Problem to solve:
Look through the listing and locate every line containing the word "CHAMBER"; copy those lines.

Lines of data:
┏━━

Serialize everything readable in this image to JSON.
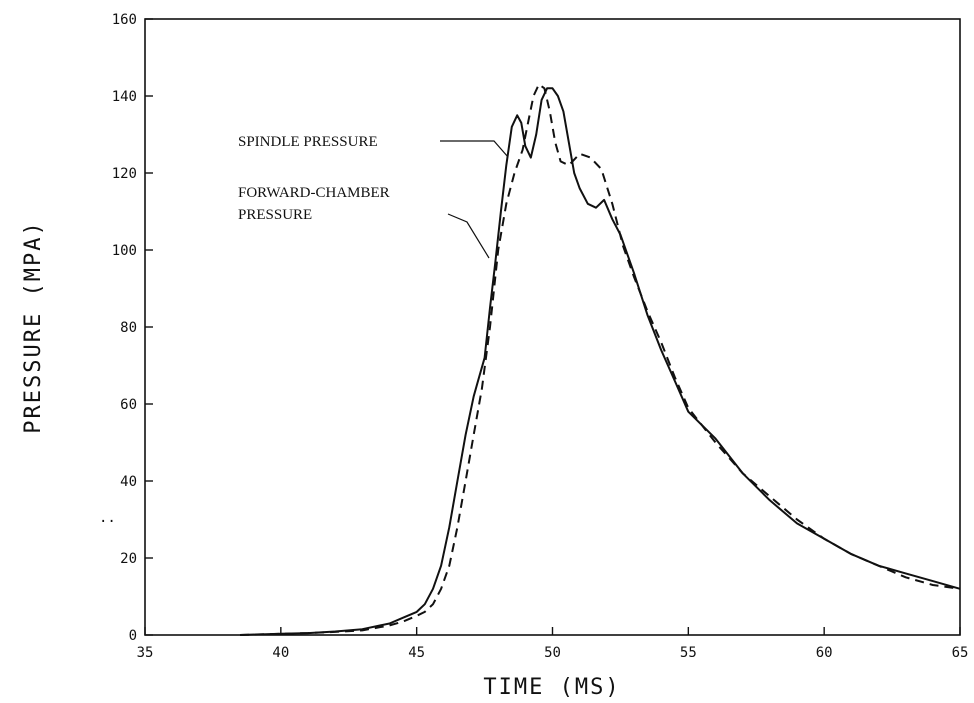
{
  "chart_data": {
    "type": "line",
    "title": "",
    "xlabel": "TIME (MS)",
    "ylabel": "PRESSURE (MPA)",
    "xlim": [
      35,
      65
    ],
    "ylim": [
      0,
      160
    ],
    "x_ticks": [
      35,
      40,
      45,
      50,
      55,
      60,
      65
    ],
    "y_ticks": [
      0,
      20,
      40,
      60,
      80,
      100,
      120,
      140,
      160
    ],
    "grid": false,
    "series": [
      {
        "name": "SPINDLE PRESSURE",
        "style": "solid",
        "color": "#111111",
        "x": [
          38.5,
          40,
          41,
          42,
          43,
          44,
          44.5,
          45,
          45.3,
          45.6,
          45.9,
          46.2,
          46.5,
          46.8,
          47.1,
          47.3,
          47.5,
          47.7,
          47.9,
          48.1,
          48.3,
          48.5,
          48.7,
          48.85,
          49.0,
          49.2,
          49.4,
          49.6,
          49.8,
          50.0,
          50.2,
          50.4,
          50.6,
          50.8,
          51.0,
          51.3,
          51.6,
          51.9,
          52.2,
          52.5,
          53.0,
          53.5,
          54.0,
          54.5,
          55.0,
          56.0,
          57.0,
          58.0,
          59.0,
          60.0,
          61.0,
          62.0,
          63.0,
          64.0,
          65.0
        ],
        "y": [
          0,
          0.3,
          0.5,
          0.9,
          1.5,
          3,
          4.5,
          6,
          8,
          12,
          18,
          28,
          40,
          52,
          62,
          67,
          72,
          85,
          97,
          110,
          122,
          132,
          135,
          133,
          127,
          124,
          130,
          139,
          142,
          142,
          140,
          136,
          128,
          120,
          116,
          112,
          111,
          113,
          108,
          104,
          94,
          83,
          74,
          66,
          58,
          51,
          42,
          35,
          29,
          25,
          21,
          18,
          16,
          14,
          12
        ]
      },
      {
        "name": "FORWARD-CHAMBER PRESSURE",
        "style": "dashed",
        "color": "#111111",
        "x": [
          38.5,
          40,
          41,
          42,
          43,
          44,
          44.5,
          45,
          45.3,
          45.6,
          45.9,
          46.2,
          46.5,
          46.8,
          47.1,
          47.4,
          47.7,
          48.0,
          48.3,
          48.6,
          48.9,
          49.1,
          49.3,
          49.5,
          49.7,
          49.9,
          50.1,
          50.3,
          50.6,
          51.0,
          51.4,
          51.8,
          52.2,
          52.6,
          53.0,
          53.5,
          54.0,
          54.5,
          55.0,
          56.0,
          57.0,
          58.0,
          59.0,
          60.0,
          61.0,
          62.0,
          63.0,
          64.0,
          65.0
        ],
        "y": [
          0,
          0.3,
          0.5,
          0.8,
          1.2,
          2.5,
          3.5,
          5,
          6,
          8,
          12,
          18,
          28,
          40,
          52,
          64,
          80,
          100,
          112,
          120,
          126,
          133,
          140,
          143,
          142,
          136,
          128,
          123,
          122,
          125,
          124,
          121,
          112,
          101,
          93,
          84,
          76,
          67,
          59,
          50,
          42,
          36,
          30,
          25,
          21,
          18,
          15,
          13,
          12
        ]
      }
    ],
    "annotations": [
      {
        "text": "SPINDLE PRESSURE"
      },
      {
        "text": "FORWARD-CHAMBER"
      },
      {
        "text": "PRESSURE"
      }
    ],
    "stray_mark": ".."
  }
}
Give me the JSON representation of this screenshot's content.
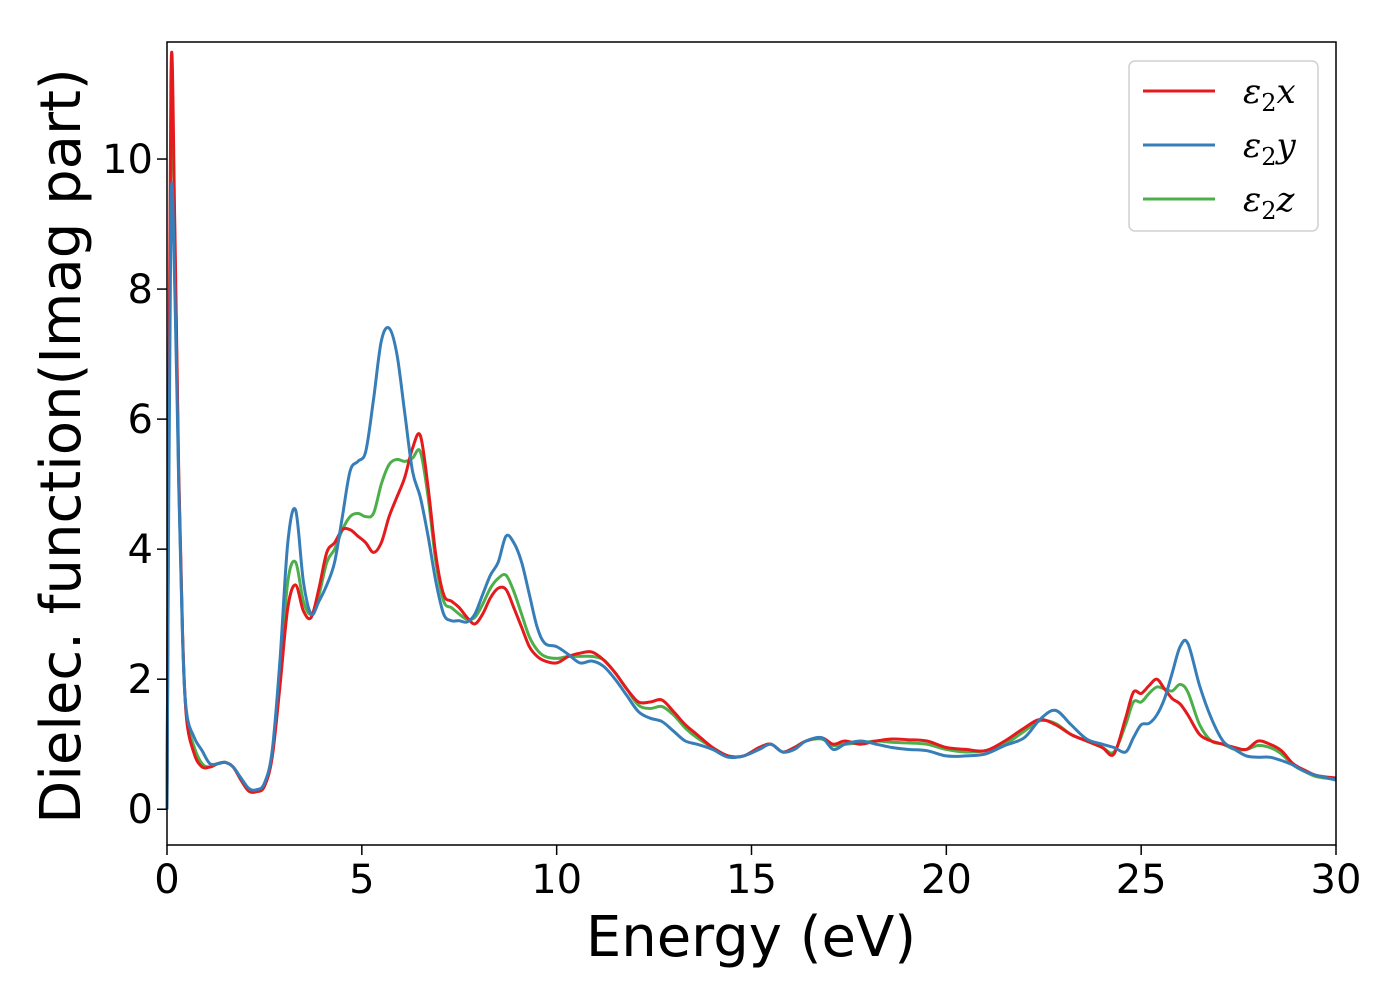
{
  "chart_data": {
    "type": "line",
    "title": "",
    "xlabel": "Energy (eV)",
    "ylabel": "Dielec. function(Imag part)",
    "xlim": [
      0,
      30
    ],
    "ylim": [
      -0.55,
      11.8
    ],
    "x_ticks": [
      "0",
      "5",
      "10",
      "15",
      "20",
      "25",
      "30"
    ],
    "y_ticks": [
      "0",
      "2",
      "4",
      "6",
      "8",
      "10"
    ],
    "grid": false,
    "legend_position": "top-right",
    "series": [
      {
        "name": "ε₂x",
        "legend": {
          "main": "ε",
          "sub": "2",
          "suffix": "x"
        },
        "color": "#e41a1c",
        "x": [
          0.0,
          0.1,
          0.2,
          0.3,
          0.4,
          0.5,
          0.7,
          0.9,
          1.1,
          1.3,
          1.5,
          1.7,
          1.9,
          2.1,
          2.3,
          2.5,
          2.7,
          2.9,
          3.1,
          3.3,
          3.5,
          3.7,
          3.9,
          4.1,
          4.3,
          4.5,
          4.7,
          4.9,
          5.1,
          5.3,
          5.5,
          5.7,
          5.9,
          6.1,
          6.3,
          6.5,
          6.7,
          6.9,
          7.1,
          7.3,
          7.5,
          7.7,
          7.9,
          8.1,
          8.3,
          8.5,
          8.7,
          8.9,
          9.1,
          9.3,
          9.5,
          9.7,
          10.0,
          10.3,
          10.6,
          10.9,
          11.2,
          11.5,
          11.8,
          12.1,
          12.4,
          12.7,
          13.0,
          13.3,
          13.6,
          14.0,
          14.4,
          14.8,
          15.2,
          15.5,
          15.8,
          16.1,
          16.4,
          16.8,
          17.1,
          17.4,
          17.8,
          18.2,
          18.6,
          19.0,
          19.5,
          20.0,
          20.5,
          21.0,
          21.5,
          22.0,
          22.4,
          22.8,
          23.2,
          23.6,
          24.0,
          24.3,
          24.6,
          24.8,
          25.0,
          25.2,
          25.4,
          25.6,
          25.8,
          26.0,
          26.2,
          26.5,
          26.8,
          27.1,
          27.4,
          27.7,
          28.0,
          28.3,
          28.6,
          28.9,
          29.2,
          29.5,
          30.0
        ],
        "y": [
          0.0,
          11.2,
          9.0,
          5.2,
          2.7,
          1.4,
          0.85,
          0.65,
          0.65,
          0.7,
          0.72,
          0.65,
          0.45,
          0.28,
          0.27,
          0.35,
          0.8,
          1.9,
          3.1,
          3.45,
          3.05,
          2.95,
          3.4,
          3.95,
          4.1,
          4.3,
          4.3,
          4.2,
          4.1,
          3.95,
          4.1,
          4.5,
          4.8,
          5.1,
          5.55,
          5.75,
          4.95,
          3.9,
          3.3,
          3.2,
          3.1,
          2.95,
          2.85,
          3.0,
          3.25,
          3.4,
          3.38,
          3.1,
          2.8,
          2.5,
          2.35,
          2.28,
          2.25,
          2.35,
          2.4,
          2.42,
          2.3,
          2.1,
          1.85,
          1.65,
          1.65,
          1.68,
          1.5,
          1.3,
          1.15,
          0.95,
          0.82,
          0.82,
          0.95,
          1.0,
          0.88,
          0.95,
          1.05,
          1.1,
          1.0,
          1.05,
          1.0,
          1.05,
          1.08,
          1.07,
          1.05,
          0.95,
          0.92,
          0.9,
          1.05,
          1.25,
          1.38,
          1.3,
          1.15,
          1.05,
          0.95,
          0.85,
          1.4,
          1.8,
          1.78,
          1.9,
          2.0,
          1.85,
          1.7,
          1.62,
          1.45,
          1.15,
          1.05,
          1.0,
          0.95,
          0.92,
          1.05,
          1.0,
          0.9,
          0.7,
          0.6,
          0.52,
          0.48
        ]
      },
      {
        "name": "ε₂y",
        "legend": {
          "main": "ε",
          "sub": "2",
          "suffix": "y"
        },
        "color": "#377eb8",
        "x": [
          0.0,
          0.1,
          0.2,
          0.3,
          0.4,
          0.5,
          0.7,
          0.9,
          1.1,
          1.3,
          1.5,
          1.7,
          1.9,
          2.1,
          2.3,
          2.5,
          2.7,
          2.9,
          3.1,
          3.3,
          3.5,
          3.7,
          3.9,
          4.1,
          4.3,
          4.5,
          4.7,
          4.9,
          5.1,
          5.3,
          5.5,
          5.7,
          5.9,
          6.1,
          6.3,
          6.5,
          6.7,
          6.9,
          7.1,
          7.3,
          7.5,
          7.7,
          7.9,
          8.1,
          8.3,
          8.5,
          8.7,
          8.9,
          9.1,
          9.3,
          9.5,
          9.7,
          10.0,
          10.3,
          10.6,
          10.9,
          11.2,
          11.5,
          11.8,
          12.1,
          12.4,
          12.7,
          13.0,
          13.3,
          13.6,
          14.0,
          14.4,
          14.8,
          15.2,
          15.5,
          15.8,
          16.1,
          16.4,
          16.8,
          17.1,
          17.4,
          17.8,
          18.2,
          18.6,
          19.0,
          19.5,
          20.0,
          20.5,
          21.0,
          21.5,
          22.0,
          22.4,
          22.8,
          23.2,
          23.6,
          24.0,
          24.3,
          24.6,
          24.8,
          25.0,
          25.2,
          25.4,
          25.6,
          25.8,
          26.0,
          26.2,
          26.5,
          26.8,
          27.1,
          27.4,
          27.7,
          28.0,
          28.3,
          28.6,
          28.9,
          29.2,
          29.5,
          30.0
        ],
        "y": [
          0.0,
          9.15,
          8.0,
          5.0,
          2.6,
          1.5,
          1.1,
          0.9,
          0.7,
          0.7,
          0.72,
          0.65,
          0.48,
          0.32,
          0.3,
          0.4,
          0.9,
          2.3,
          4.1,
          4.6,
          3.5,
          3.0,
          3.2,
          3.45,
          3.8,
          4.5,
          5.2,
          5.35,
          5.5,
          6.3,
          7.2,
          7.4,
          7.0,
          6.1,
          5.2,
          4.8,
          4.2,
          3.5,
          3.0,
          2.9,
          2.9,
          2.88,
          3.0,
          3.3,
          3.6,
          3.8,
          4.2,
          4.1,
          3.8,
          3.3,
          2.8,
          2.55,
          2.5,
          2.38,
          2.25,
          2.28,
          2.2,
          2.0,
          1.75,
          1.5,
          1.4,
          1.35,
          1.2,
          1.05,
          1.0,
          0.92,
          0.8,
          0.82,
          0.92,
          1.0,
          0.88,
          0.92,
          1.05,
          1.1,
          0.92,
          1.0,
          1.05,
          1.0,
          0.95,
          0.92,
          0.9,
          0.82,
          0.82,
          0.85,
          0.98,
          1.1,
          1.38,
          1.52,
          1.3,
          1.08,
          1.0,
          0.95,
          0.88,
          1.1,
          1.3,
          1.32,
          1.45,
          1.7,
          2.1,
          2.5,
          2.55,
          1.9,
          1.4,
          1.05,
          0.92,
          0.82,
          0.8,
          0.8,
          0.75,
          0.68,
          0.58,
          0.52,
          0.45
        ]
      },
      {
        "name": "ε₂z",
        "legend": {
          "main": "ε",
          "sub": "2",
          "suffix": "z"
        },
        "color": "#4daf4a",
        "x": [
          0.0,
          0.1,
          0.2,
          0.3,
          0.4,
          0.5,
          0.7,
          0.9,
          1.1,
          1.3,
          1.5,
          1.7,
          1.9,
          2.1,
          2.3,
          2.5,
          2.7,
          2.9,
          3.1,
          3.3,
          3.5,
          3.7,
          3.9,
          4.1,
          4.3,
          4.5,
          4.7,
          4.9,
          5.1,
          5.3,
          5.5,
          5.7,
          5.9,
          6.1,
          6.3,
          6.5,
          6.7,
          6.9,
          7.1,
          7.3,
          7.5,
          7.7,
          7.9,
          8.1,
          8.3,
          8.5,
          8.7,
          8.9,
          9.1,
          9.3,
          9.5,
          9.7,
          10.0,
          10.3,
          10.6,
          10.9,
          11.2,
          11.5,
          11.8,
          12.1,
          12.4,
          12.7,
          13.0,
          13.3,
          13.6,
          14.0,
          14.4,
          14.8,
          15.2,
          15.5,
          15.8,
          16.1,
          16.4,
          16.8,
          17.1,
          17.4,
          17.8,
          18.2,
          18.6,
          19.0,
          19.5,
          20.0,
          20.5,
          21.0,
          21.5,
          22.0,
          22.4,
          22.8,
          23.2,
          23.6,
          24.0,
          24.3,
          24.6,
          24.8,
          25.0,
          25.2,
          25.4,
          25.6,
          25.8,
          26.0,
          26.2,
          26.5,
          26.8,
          27.1,
          27.4,
          27.7,
          28.0,
          28.3,
          28.6,
          28.9,
          29.2,
          29.5,
          30.0
        ],
        "y": [
          0.0,
          10.6,
          8.7,
          5.1,
          2.65,
          1.45,
          0.95,
          0.7,
          0.65,
          0.7,
          0.72,
          0.65,
          0.45,
          0.28,
          0.28,
          0.36,
          0.85,
          2.1,
          3.5,
          3.8,
          3.2,
          3.0,
          3.3,
          3.8,
          4.0,
          4.3,
          4.5,
          4.55,
          4.5,
          4.55,
          5.0,
          5.3,
          5.38,
          5.35,
          5.4,
          5.5,
          4.8,
          3.8,
          3.2,
          3.1,
          3.0,
          2.92,
          2.95,
          3.15,
          3.4,
          3.55,
          3.6,
          3.35,
          3.0,
          2.65,
          2.45,
          2.35,
          2.32,
          2.35,
          2.35,
          2.35,
          2.3,
          2.1,
          1.85,
          1.6,
          1.55,
          1.58,
          1.45,
          1.25,
          1.1,
          0.95,
          0.82,
          0.82,
          0.95,
          1.0,
          0.88,
          0.95,
          1.05,
          1.08,
          0.98,
          1.0,
          1.02,
          1.05,
          1.03,
          1.02,
          1.0,
          0.92,
          0.88,
          0.9,
          1.0,
          1.2,
          1.36,
          1.32,
          1.15,
          1.05,
          0.95,
          0.88,
          1.3,
          1.65,
          1.65,
          1.78,
          1.88,
          1.85,
          1.82,
          1.92,
          1.8,
          1.3,
          1.05,
          1.0,
          0.92,
          0.92,
          0.98,
          0.95,
          0.85,
          0.68,
          0.58,
          0.5,
          0.46
        ]
      }
    ]
  }
}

┗━━

Result:
        "name": "FORWARD-CHAMBER PRESSURE",
        "text": "FORWARD-CHAMBER"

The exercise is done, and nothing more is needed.